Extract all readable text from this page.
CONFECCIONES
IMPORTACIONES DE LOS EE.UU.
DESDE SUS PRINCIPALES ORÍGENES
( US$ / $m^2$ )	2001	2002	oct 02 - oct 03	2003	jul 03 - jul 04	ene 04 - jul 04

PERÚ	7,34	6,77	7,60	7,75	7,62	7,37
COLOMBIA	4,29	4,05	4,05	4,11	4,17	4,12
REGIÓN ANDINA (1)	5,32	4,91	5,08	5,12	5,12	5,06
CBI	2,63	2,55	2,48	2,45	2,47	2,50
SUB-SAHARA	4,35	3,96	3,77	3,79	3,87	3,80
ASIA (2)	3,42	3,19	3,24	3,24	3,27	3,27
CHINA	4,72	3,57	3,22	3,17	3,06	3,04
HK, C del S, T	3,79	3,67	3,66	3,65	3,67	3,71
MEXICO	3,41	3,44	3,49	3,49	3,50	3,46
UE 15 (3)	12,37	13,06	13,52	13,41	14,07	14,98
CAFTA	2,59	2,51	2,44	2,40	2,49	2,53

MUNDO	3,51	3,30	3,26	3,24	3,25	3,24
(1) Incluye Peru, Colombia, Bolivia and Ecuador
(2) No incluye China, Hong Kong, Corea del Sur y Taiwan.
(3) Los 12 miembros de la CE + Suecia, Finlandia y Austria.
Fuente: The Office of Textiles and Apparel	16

◆ ◆ ◆

Whatever appears in the material must be set down again, word for word.

* REPLY:
Extract all readable text from this page.
CONFECCIONES
IMPORTACIONES DE LOS EE.UU.
DESDE SUS PRINCIPALES ORÍGENES
( US$ / $m^2$ )	2001	2002	oct 02 - oct 03	2003	jul 03 - jul 04	ene 04 - jul 04

PERÚ	7,34	6,77	7,60	7,75	7,62	7,37
COLOMBIA	4,29	4,05	4,05	4,11	4,17	4,12
REGIÓN ANDINA (1)	5,32	4,91	5,08	5,12	5,12	5,06
CBI	2,63	2,55	2,48	2,45	2,47	2,50
SUB-SAHARA	4,35	3,96	3,77	3,79	3,87	3,80
ASIA (2)	3,42	3,19	3,24	3,24	3,27	3,27
CHINA	4,72	3,57	3,22	3,17	3,06	3,04
HK, C del S, T	3,79	3,67	3,66	3,65	3,67	3,71
MEXICO	3,41	3,44	3,49	3,49	3,50	3,46
UE 15 (3)	12,37	13,06	13,52	13,41	14,07	14,98
CAFTA	2,59	2,51	2,44	2,40	2,49	2,53

MUNDO	3,51	3,30	3,26	3,24	3,25	3,24
(1) Incluye Peru, Colombia, Bolivia and Ecuador
(2) No incluye China, Hong Kong, Corea del Sur y Taiwan.
(3) Los 12 miembros de la CE + Suecia, Finlandia y Austria.
Fuente: The Office of Textiles and Apparel	16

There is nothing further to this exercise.